:: DATA TO USE ::
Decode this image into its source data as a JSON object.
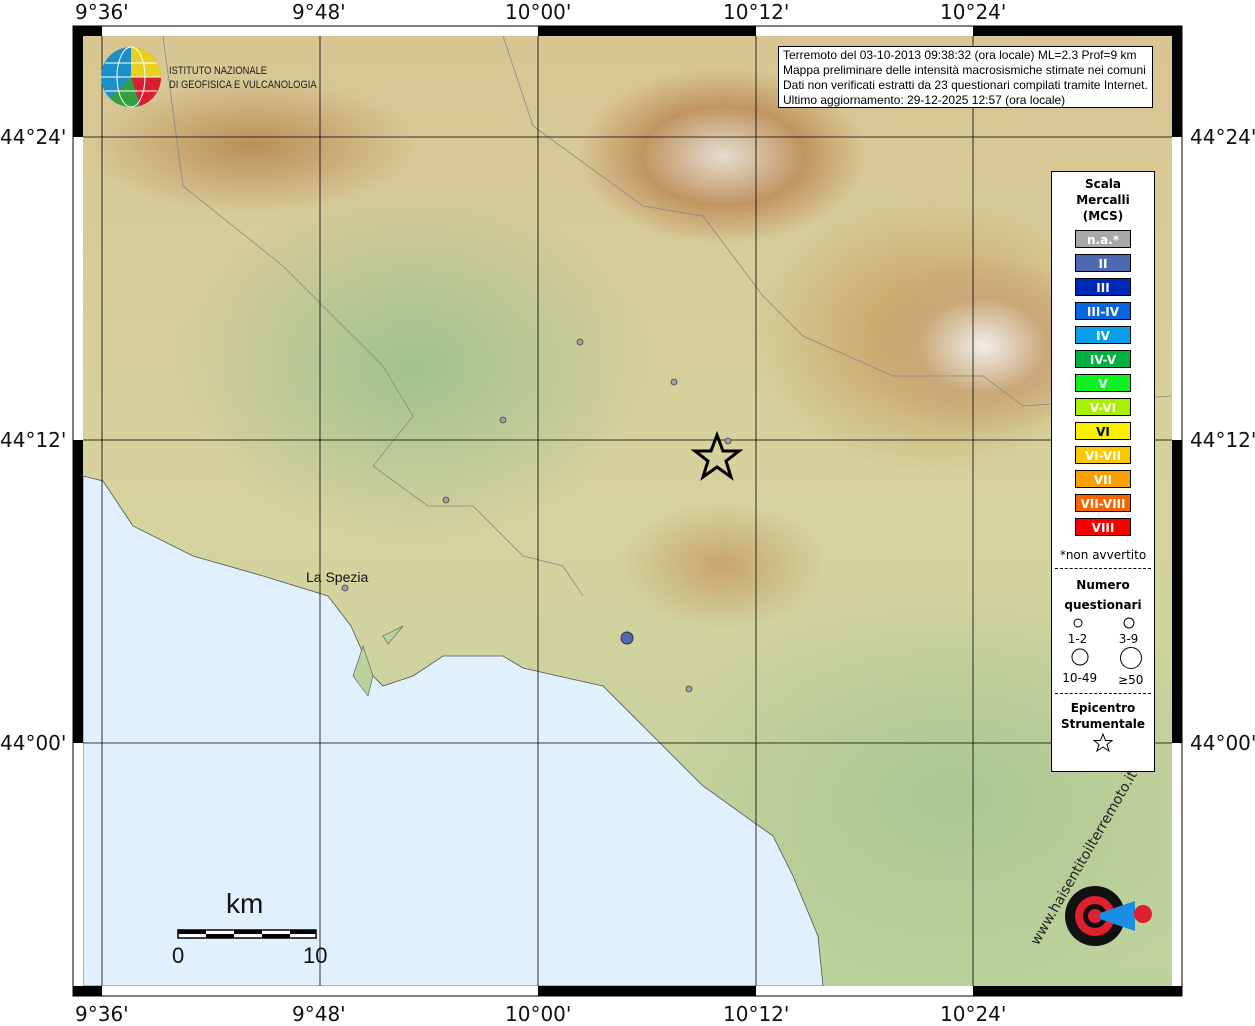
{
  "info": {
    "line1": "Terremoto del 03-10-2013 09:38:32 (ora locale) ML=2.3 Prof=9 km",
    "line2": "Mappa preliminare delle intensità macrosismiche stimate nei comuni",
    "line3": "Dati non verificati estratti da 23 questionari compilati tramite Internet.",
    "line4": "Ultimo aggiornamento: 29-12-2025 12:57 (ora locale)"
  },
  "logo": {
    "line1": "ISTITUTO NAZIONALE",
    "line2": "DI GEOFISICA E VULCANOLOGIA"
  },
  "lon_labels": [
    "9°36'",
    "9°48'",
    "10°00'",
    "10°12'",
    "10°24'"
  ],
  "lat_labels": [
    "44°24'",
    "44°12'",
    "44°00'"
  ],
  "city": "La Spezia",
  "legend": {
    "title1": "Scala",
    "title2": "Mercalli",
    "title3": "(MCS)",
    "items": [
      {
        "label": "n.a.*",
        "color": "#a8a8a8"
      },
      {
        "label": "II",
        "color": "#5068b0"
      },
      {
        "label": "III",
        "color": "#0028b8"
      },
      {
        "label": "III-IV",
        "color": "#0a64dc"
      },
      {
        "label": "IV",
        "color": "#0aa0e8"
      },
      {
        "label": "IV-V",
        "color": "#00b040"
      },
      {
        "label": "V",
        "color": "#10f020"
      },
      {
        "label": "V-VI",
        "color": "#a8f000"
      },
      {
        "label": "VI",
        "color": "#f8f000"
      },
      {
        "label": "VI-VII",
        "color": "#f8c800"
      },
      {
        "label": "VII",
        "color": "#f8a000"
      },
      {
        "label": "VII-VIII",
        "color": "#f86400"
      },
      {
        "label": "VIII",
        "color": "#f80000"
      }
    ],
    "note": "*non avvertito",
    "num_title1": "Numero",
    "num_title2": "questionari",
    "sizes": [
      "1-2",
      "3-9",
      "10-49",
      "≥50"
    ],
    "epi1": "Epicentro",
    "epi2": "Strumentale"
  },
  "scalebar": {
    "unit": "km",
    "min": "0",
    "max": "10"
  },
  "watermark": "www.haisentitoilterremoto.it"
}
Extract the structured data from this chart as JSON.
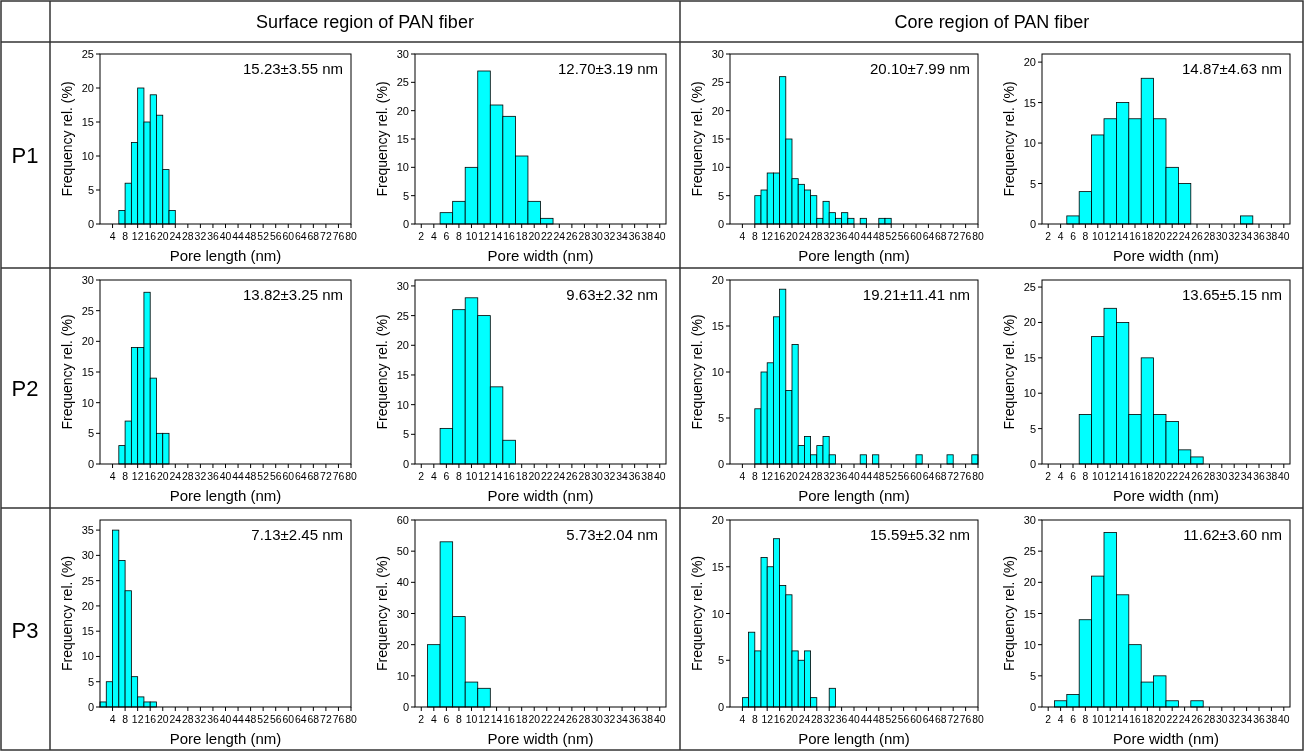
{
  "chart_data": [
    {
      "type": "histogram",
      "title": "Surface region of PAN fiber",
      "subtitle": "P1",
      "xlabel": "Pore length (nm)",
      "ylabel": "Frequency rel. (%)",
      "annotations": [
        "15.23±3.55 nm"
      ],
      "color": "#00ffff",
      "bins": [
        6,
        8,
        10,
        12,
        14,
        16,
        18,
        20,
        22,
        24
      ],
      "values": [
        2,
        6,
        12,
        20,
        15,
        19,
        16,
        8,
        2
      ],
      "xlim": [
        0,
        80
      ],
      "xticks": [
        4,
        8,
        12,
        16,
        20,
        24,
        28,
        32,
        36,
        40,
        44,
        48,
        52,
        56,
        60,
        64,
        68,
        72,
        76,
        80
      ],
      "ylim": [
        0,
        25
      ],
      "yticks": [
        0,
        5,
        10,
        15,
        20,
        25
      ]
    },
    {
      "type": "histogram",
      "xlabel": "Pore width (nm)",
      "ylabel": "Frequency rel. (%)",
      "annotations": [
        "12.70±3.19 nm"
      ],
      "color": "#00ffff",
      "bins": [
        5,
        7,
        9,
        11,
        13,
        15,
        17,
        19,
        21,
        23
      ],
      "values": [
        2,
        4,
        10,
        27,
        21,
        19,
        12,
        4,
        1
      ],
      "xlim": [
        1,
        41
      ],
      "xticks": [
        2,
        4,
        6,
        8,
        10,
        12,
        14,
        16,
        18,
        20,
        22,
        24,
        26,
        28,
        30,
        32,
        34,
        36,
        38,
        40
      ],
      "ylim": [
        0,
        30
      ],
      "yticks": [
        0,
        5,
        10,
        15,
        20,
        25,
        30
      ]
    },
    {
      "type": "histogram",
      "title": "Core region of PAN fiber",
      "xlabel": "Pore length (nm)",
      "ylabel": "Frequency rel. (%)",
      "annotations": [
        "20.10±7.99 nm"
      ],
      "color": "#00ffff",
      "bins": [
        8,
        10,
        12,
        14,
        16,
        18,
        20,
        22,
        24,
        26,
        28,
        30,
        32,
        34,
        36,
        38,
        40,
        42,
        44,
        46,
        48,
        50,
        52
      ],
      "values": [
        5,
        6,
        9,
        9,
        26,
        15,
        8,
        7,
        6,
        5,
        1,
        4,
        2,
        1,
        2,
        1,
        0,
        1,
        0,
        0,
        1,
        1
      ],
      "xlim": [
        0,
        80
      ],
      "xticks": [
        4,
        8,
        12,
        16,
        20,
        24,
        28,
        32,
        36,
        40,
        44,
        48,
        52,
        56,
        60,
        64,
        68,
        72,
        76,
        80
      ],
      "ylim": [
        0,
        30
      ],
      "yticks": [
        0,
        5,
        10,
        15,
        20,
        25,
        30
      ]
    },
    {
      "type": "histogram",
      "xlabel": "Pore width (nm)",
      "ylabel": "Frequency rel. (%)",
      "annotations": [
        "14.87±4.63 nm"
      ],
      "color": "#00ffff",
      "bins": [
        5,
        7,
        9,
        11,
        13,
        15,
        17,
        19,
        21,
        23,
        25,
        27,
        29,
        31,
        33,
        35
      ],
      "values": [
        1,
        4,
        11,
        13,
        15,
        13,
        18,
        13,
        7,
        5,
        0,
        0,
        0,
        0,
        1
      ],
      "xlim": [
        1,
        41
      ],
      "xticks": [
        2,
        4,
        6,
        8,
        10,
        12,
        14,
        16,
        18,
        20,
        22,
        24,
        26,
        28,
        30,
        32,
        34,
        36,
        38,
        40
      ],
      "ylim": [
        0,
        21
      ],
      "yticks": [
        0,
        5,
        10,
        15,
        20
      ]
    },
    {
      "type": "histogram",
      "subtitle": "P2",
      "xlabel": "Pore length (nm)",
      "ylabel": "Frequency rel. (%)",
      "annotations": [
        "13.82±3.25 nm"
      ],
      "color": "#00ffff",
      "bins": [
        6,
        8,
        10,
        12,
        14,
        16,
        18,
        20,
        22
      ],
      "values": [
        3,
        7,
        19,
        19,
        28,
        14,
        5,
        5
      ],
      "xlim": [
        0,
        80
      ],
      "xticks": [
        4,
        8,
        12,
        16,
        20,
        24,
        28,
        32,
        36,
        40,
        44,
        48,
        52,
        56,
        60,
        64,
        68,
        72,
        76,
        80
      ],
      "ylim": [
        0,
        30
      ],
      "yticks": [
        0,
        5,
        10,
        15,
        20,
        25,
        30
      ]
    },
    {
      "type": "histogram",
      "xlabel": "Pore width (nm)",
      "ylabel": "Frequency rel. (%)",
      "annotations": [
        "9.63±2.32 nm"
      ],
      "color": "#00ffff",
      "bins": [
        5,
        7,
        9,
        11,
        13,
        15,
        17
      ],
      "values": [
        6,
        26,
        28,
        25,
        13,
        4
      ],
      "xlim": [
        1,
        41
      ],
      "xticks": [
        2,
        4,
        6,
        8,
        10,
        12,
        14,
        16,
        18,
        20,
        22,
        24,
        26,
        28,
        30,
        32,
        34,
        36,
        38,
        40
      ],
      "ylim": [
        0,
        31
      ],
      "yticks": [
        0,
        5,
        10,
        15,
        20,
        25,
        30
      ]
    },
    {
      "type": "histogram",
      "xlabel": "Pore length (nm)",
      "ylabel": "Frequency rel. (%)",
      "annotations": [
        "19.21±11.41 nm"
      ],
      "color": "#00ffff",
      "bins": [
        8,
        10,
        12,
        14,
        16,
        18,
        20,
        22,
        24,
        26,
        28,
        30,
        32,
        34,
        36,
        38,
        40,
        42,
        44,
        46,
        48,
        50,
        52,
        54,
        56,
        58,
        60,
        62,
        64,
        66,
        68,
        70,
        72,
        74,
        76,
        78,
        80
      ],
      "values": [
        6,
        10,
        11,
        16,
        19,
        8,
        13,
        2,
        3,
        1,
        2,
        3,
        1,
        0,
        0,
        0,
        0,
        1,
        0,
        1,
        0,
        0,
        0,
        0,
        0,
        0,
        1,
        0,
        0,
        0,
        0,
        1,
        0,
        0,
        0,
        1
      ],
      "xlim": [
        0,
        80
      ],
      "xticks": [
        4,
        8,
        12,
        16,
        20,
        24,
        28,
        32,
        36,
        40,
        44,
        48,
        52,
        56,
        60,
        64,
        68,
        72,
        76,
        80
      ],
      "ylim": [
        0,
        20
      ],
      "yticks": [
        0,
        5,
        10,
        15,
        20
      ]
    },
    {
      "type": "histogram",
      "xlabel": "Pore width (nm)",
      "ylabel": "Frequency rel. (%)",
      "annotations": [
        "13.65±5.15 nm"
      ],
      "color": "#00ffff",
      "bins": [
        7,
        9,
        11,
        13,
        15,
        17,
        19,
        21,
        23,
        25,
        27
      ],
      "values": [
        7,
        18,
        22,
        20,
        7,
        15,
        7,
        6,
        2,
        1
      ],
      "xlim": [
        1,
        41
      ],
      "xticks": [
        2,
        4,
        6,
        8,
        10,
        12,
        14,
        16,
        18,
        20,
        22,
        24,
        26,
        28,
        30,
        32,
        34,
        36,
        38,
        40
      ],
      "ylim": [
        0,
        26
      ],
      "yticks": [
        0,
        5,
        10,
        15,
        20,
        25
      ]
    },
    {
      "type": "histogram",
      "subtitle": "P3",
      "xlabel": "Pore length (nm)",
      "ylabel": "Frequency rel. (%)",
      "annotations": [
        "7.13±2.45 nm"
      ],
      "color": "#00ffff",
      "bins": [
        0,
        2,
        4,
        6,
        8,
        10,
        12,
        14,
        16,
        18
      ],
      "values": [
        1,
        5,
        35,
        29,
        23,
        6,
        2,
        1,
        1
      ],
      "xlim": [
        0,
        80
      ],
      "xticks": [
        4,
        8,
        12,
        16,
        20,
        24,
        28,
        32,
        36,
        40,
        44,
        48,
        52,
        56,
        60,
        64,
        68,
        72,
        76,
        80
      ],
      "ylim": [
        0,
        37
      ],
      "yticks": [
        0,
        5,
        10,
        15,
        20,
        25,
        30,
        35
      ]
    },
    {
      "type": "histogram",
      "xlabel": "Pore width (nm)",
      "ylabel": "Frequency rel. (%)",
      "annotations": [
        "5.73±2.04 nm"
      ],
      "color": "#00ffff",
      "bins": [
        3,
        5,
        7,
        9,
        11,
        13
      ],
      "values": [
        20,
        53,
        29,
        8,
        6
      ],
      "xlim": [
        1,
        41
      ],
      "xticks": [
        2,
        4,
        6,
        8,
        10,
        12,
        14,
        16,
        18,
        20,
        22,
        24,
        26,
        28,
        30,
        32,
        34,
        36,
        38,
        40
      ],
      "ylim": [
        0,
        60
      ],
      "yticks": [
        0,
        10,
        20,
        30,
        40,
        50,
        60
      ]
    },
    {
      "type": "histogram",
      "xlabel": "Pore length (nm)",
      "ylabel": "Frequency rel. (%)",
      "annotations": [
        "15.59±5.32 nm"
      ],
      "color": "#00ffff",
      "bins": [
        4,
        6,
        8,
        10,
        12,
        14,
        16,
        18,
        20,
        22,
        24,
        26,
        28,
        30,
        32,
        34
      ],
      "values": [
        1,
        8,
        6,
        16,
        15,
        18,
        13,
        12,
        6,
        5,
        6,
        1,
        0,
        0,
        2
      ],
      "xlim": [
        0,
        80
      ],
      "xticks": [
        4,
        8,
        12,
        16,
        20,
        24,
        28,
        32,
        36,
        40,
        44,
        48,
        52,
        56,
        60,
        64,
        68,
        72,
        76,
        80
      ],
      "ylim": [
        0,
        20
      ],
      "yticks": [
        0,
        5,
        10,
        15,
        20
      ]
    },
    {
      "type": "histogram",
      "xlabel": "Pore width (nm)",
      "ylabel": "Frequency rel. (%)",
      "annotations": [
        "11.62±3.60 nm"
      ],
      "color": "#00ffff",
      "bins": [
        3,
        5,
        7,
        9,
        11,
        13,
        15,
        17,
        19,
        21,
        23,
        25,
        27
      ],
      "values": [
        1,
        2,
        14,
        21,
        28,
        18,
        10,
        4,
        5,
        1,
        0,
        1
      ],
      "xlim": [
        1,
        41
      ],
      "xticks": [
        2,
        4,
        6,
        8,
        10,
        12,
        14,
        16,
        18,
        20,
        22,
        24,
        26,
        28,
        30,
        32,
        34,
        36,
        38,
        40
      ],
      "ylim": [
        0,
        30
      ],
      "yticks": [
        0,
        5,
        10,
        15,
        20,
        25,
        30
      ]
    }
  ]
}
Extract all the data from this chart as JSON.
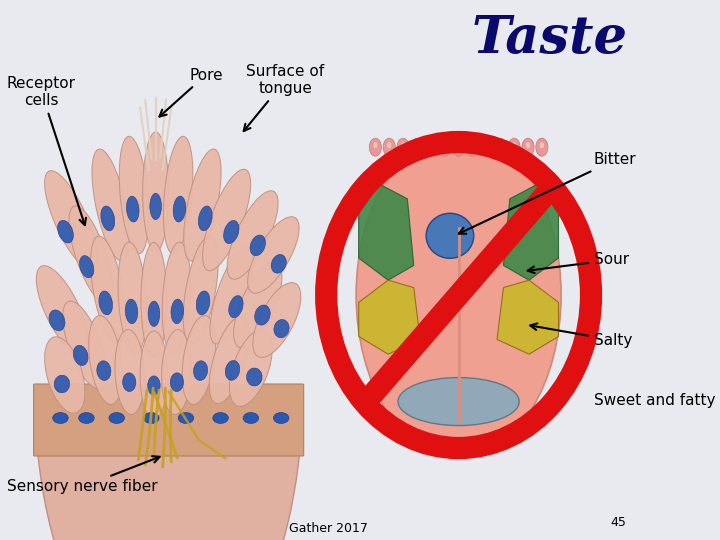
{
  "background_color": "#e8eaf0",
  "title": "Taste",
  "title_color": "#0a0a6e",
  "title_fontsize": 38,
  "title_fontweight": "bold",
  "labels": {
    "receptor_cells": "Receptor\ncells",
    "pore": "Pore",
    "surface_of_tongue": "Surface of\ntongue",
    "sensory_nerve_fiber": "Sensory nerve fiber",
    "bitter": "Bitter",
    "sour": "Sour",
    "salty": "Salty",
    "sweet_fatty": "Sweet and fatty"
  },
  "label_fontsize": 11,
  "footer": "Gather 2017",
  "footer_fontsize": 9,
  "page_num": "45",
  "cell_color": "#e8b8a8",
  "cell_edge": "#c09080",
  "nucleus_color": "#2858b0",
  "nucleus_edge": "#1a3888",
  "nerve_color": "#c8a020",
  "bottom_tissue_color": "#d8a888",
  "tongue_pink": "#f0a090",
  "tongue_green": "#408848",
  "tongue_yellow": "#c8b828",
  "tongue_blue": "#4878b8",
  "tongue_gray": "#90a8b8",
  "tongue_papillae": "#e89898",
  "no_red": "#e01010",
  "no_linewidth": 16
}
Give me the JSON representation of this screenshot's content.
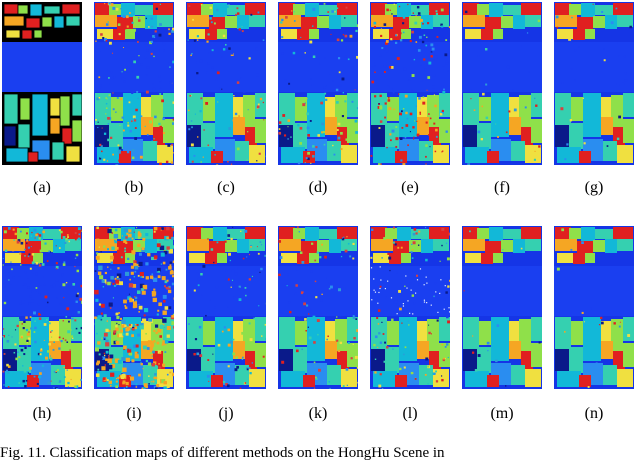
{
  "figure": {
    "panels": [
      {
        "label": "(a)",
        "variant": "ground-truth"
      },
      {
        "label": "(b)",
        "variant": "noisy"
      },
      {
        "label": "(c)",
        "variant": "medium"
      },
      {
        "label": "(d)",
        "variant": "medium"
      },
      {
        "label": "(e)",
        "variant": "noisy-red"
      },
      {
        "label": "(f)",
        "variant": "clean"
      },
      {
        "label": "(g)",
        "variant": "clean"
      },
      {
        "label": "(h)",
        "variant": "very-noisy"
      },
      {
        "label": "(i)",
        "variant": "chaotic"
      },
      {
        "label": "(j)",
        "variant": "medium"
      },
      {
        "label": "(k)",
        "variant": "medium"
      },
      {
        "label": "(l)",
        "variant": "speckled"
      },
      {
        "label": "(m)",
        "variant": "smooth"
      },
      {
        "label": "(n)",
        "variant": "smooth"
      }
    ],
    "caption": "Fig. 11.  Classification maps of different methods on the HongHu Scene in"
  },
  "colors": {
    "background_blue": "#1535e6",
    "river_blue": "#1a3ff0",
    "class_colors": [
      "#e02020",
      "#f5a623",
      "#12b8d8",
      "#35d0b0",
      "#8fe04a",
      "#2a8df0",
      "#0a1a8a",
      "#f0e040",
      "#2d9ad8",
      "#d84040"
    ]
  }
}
:::
### OBJECTIVE
Which lines of the material contain the string "this"? List each of them.

### THE RESULT
Decode this image into its source data as a JSON object.
Extract the structured data from this chart as JSON.
Extract all the data from this chart as JSON.
Give me the JSON representation of this screenshot's content.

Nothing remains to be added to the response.